▶ Supplied material:
[start]
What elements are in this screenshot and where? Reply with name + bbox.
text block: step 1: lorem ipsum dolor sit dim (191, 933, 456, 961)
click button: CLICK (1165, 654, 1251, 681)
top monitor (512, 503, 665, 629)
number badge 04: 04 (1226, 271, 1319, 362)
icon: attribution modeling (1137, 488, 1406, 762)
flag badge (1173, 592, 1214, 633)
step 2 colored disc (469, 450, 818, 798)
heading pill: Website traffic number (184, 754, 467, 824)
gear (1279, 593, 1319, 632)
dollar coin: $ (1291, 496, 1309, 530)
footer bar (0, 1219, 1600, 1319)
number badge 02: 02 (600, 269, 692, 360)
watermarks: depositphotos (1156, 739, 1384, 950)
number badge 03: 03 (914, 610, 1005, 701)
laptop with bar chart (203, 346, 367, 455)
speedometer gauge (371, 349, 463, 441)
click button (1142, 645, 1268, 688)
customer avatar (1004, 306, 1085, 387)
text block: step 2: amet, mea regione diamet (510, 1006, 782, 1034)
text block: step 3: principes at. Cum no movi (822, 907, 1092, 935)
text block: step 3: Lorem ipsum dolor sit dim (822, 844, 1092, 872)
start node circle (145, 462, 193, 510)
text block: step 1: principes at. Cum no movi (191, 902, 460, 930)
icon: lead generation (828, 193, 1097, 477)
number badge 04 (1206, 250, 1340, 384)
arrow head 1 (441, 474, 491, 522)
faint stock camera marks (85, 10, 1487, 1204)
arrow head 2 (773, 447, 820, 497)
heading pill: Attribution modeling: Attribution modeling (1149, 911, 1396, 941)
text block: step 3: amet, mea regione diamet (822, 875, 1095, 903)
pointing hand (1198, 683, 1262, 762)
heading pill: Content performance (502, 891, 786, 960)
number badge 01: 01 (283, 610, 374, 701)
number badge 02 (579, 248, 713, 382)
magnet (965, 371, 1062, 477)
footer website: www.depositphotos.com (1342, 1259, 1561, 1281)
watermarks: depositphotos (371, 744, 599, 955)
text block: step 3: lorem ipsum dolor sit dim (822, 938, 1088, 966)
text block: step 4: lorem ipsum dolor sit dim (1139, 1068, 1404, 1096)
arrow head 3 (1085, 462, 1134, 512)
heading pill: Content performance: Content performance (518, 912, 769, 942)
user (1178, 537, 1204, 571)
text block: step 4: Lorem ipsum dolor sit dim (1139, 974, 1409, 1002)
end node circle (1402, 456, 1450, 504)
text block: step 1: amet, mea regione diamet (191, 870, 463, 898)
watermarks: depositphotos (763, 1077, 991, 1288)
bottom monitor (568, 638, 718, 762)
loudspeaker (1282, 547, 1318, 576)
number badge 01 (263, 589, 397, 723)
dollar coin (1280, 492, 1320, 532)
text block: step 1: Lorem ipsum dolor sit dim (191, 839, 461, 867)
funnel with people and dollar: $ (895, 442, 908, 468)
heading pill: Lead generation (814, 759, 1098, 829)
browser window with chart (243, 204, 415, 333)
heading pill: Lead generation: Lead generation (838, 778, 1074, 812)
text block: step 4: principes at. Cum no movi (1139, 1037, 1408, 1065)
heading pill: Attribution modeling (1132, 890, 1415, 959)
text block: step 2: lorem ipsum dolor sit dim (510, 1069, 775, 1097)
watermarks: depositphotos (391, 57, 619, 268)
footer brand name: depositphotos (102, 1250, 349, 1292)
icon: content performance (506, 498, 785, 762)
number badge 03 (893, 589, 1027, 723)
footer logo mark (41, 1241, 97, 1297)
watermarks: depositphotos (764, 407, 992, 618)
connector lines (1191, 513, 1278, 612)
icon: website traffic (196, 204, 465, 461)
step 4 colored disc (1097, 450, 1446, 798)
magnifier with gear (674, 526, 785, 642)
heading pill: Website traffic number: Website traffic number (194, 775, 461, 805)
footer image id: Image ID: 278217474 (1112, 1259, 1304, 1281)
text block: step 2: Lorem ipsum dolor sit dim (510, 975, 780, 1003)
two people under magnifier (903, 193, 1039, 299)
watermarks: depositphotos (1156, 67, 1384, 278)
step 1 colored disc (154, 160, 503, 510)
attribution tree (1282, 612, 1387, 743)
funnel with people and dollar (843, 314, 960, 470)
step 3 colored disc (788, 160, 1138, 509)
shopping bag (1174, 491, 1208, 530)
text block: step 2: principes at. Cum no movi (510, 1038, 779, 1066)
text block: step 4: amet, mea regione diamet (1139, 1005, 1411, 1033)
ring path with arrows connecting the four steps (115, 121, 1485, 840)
[end]
▶ Prompt:
Can you update the entries above so that "colored disc" reads "colored circle" wherever it occurs, with nothing else changed?

▶ Written answer:
What elements are in this screenshot and where? Reply with name + bbox.
text block: step 1: lorem ipsum dolor sit dim (191, 933, 456, 961)
click button: CLICK (1165, 654, 1251, 681)
top monitor (512, 503, 665, 629)
number badge 04: 04 (1226, 271, 1319, 362)
icon: attribution modeling (1137, 488, 1406, 762)
flag badge (1173, 592, 1214, 633)
step 2 colored circle (469, 450, 818, 798)
heading pill: Website traffic number (184, 754, 467, 824)
gear (1279, 593, 1319, 632)
dollar coin: $ (1291, 496, 1309, 530)
footer bar (0, 1219, 1600, 1319)
number badge 02: 02 (600, 269, 692, 360)
watermarks: depositphotos (1156, 739, 1384, 950)
number badge 03: 03 (914, 610, 1005, 701)
laptop with bar chart (203, 346, 367, 455)
speedometer gauge (371, 349, 463, 441)
click button (1142, 645, 1268, 688)
customer avatar (1004, 306, 1085, 387)
text block: step 2: amet, mea regione diamet (510, 1006, 782, 1034)
text block: step 3: principes at. Cum no movi (822, 907, 1092, 935)
text block: step 3: Lorem ipsum dolor sit dim (822, 844, 1092, 872)
start node circle (145, 462, 193, 510)
text block: step 1: principes at. Cum no movi (191, 902, 460, 930)
icon: lead generation (828, 193, 1097, 477)
number badge 04 (1206, 250, 1340, 384)
arrow head 1 (441, 474, 491, 522)
faint stock camera marks (85, 10, 1487, 1204)
arrow head 2 (773, 447, 820, 497)
heading pill: Attribution modeling: Attribution modeling (1149, 911, 1396, 941)
text block: step 3: amet, mea regione diamet (822, 875, 1095, 903)
pointing hand (1198, 683, 1262, 762)
heading pill: Content performance (502, 891, 786, 960)
number badge 01: 01 (283, 610, 374, 701)
number badge 02 (579, 248, 713, 382)
magnet (965, 371, 1062, 477)
footer website: www.depositphotos.com (1342, 1259, 1561, 1281)
watermarks: depositphotos (371, 744, 599, 955)
text block: step 3: lorem ipsum dolor sit dim (822, 938, 1088, 966)
text block: step 4: lorem ipsum dolor sit dim (1139, 1068, 1404, 1096)
arrow head 3 (1085, 462, 1134, 512)
heading pill: Content performance: Content performance (518, 912, 769, 942)
user (1178, 537, 1204, 571)
text block: step 4: Lorem ipsum dolor sit dim (1139, 974, 1409, 1002)
end node circle (1402, 456, 1450, 504)
text block: step 1: amet, mea regione diamet (191, 870, 463, 898)
watermarks: depositphotos (763, 1077, 991, 1288)
bottom monitor (568, 638, 718, 762)
loudspeaker (1282, 547, 1318, 576)
number badge 01 (263, 589, 397, 723)
dollar coin (1280, 492, 1320, 532)
text block: step 1: Lorem ipsum dolor sit dim (191, 839, 461, 867)
funnel with people and dollar: $ (895, 442, 908, 468)
heading pill: Lead generation (814, 759, 1098, 829)
browser window with chart (243, 204, 415, 333)
heading pill: Lead generation: Lead generation (838, 778, 1074, 812)
text block: step 4: principes at. Cum no movi (1139, 1037, 1408, 1065)
heading pill: Attribution modeling (1132, 890, 1415, 959)
text block: step 2: lorem ipsum dolor sit dim (510, 1069, 775, 1097)
watermarks: depositphotos (391, 57, 619, 268)
footer brand name: depositphotos (102, 1250, 349, 1292)
icon: content performance (506, 498, 785, 762)
number badge 03 (893, 589, 1027, 723)
footer logo mark (41, 1241, 97, 1297)
watermarks: depositphotos (764, 407, 992, 618)
connector lines (1191, 513, 1278, 612)
icon: website traffic (196, 204, 465, 461)
step 4 colored circle (1097, 450, 1446, 798)
magnifier with gear (674, 526, 785, 642)
heading pill: Website traffic number: Website traffic number (194, 775, 461, 805)
footer image id: Image ID: 278217474 (1112, 1259, 1304, 1281)
text block: step 2: Lorem ipsum dolor sit dim (510, 975, 780, 1003)
two people under magnifier (903, 193, 1039, 299)
watermarks: depositphotos (1156, 67, 1384, 278)
step 1 colored circle (154, 160, 503, 510)
attribution tree (1282, 612, 1387, 743)
funnel with people and dollar (843, 314, 960, 470)
step 3 colored circle (788, 160, 1138, 509)
shopping bag (1174, 491, 1208, 530)
text block: step 2: principes at. Cum no movi (510, 1038, 779, 1066)
text block: step 4: amet, mea regione diamet (1139, 1005, 1411, 1033)
ring path with arrows connecting the four steps (115, 121, 1485, 840)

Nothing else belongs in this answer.